(begin)
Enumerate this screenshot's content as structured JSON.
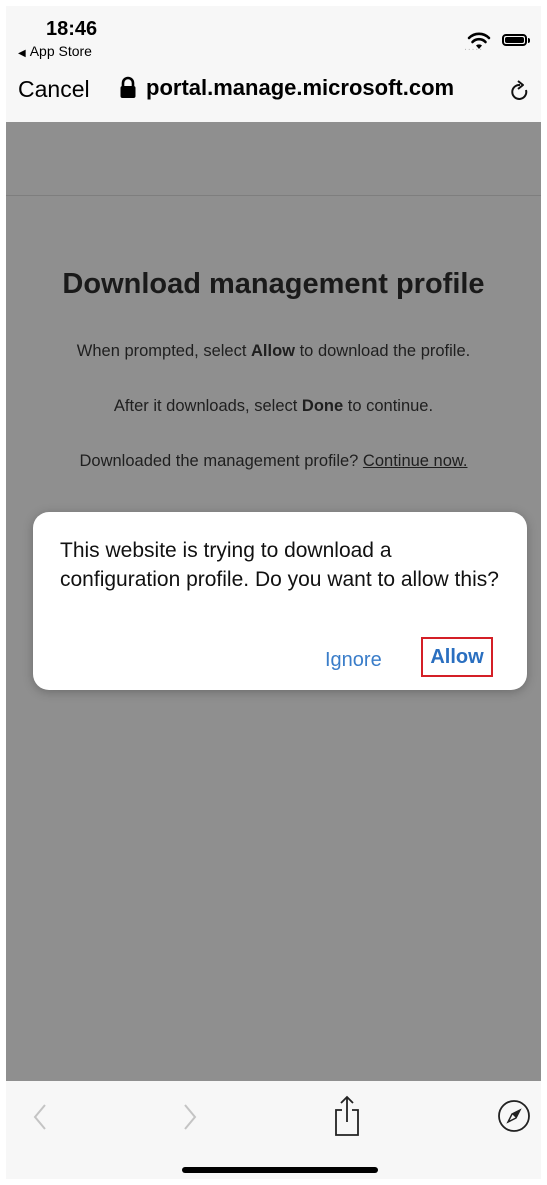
{
  "status_bar": {
    "time": "18:46",
    "back_app_label": "App Store",
    "signal": "....."
  },
  "nav": {
    "cancel_label": "Cancel",
    "address": "portal.manage.microsoft.com"
  },
  "page": {
    "title": "Download management profile",
    "para1": {
      "before": "When prompted, select ",
      "bold": "Allow",
      "after": " to download the profile."
    },
    "para2": {
      "before": "After it downloads, select ",
      "bold": "Done",
      "after": " to continue."
    },
    "para3": {
      "before": "Downloaded the management profile? ",
      "link": "Continue now."
    }
  },
  "alert": {
    "message": "This website is trying to download a configuration profile. Do you want to allow this?",
    "ignore_label": "Ignore",
    "allow_label": "Allow",
    "highlight_color": "#d41f26",
    "button_color": "#2a6fc0"
  },
  "toolbar": {
    "icons": [
      "back-icon",
      "forward-icon",
      "share-icon",
      "compass-icon"
    ]
  }
}
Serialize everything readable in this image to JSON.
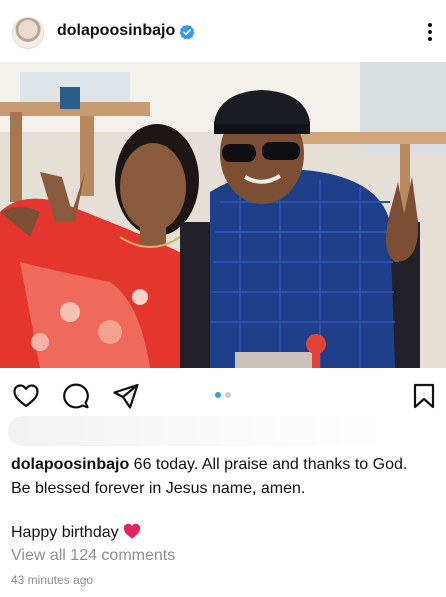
{
  "post": {
    "username": "dolapoosinbajo",
    "verified_icon": "verified-badge-icon",
    "more_icon": "more-options-icon"
  },
  "actions": {
    "like_icon": "heart-icon",
    "comment_icon": "comment-icon",
    "share_icon": "send-icon",
    "save_icon": "bookmark-icon",
    "carousel_total": 2,
    "carousel_current": 1
  },
  "caption": {
    "username": "dolapoosinbajo",
    "text_line1": " 66 today. All praise and thanks to God.",
    "text_line2": "Be blessed forever in Jesus name, amen.",
    "text_line3": "Happy birthday",
    "emoji": "red-heart-emoji"
  },
  "comments": {
    "view_all": "View all 124 comments"
  },
  "timestamp": "43 minutes ago",
  "colors": {
    "accent_blue": "#3897f0",
    "verified_blue": "#3897f0",
    "muted_text": "#8e8e8e",
    "heart_red": "#e0245e"
  }
}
(end)
◆ **Direction**
Copy out exactly the lines between the line that contains "Serialize everything readable" and the last line of the records, both ends included; leave out every picture.

◆ **Complete response**
Serialize everything readable in this image to JSON.
{
  "post": {
    "username": "dolapoosinbajo",
    "verified_icon": "verified-badge-icon",
    "more_icon": "more-options-icon"
  },
  "actions": {
    "like_icon": "heart-icon",
    "comment_icon": "comment-icon",
    "share_icon": "send-icon",
    "save_icon": "bookmark-icon",
    "carousel_total": 2,
    "carousel_current": 1
  },
  "caption": {
    "username": "dolapoosinbajo",
    "text_line1": " 66 today. All praise and thanks to God.",
    "text_line2": "Be blessed forever in Jesus name, amen.",
    "text_line3": "Happy birthday",
    "emoji": "red-heart-emoji"
  },
  "comments": {
    "view_all": "View all 124 comments"
  },
  "timestamp": "43 minutes ago",
  "colors": {
    "accent_blue": "#3897f0",
    "verified_blue": "#3897f0",
    "muted_text": "#8e8e8e",
    "heart_red": "#e0245e"
  }
}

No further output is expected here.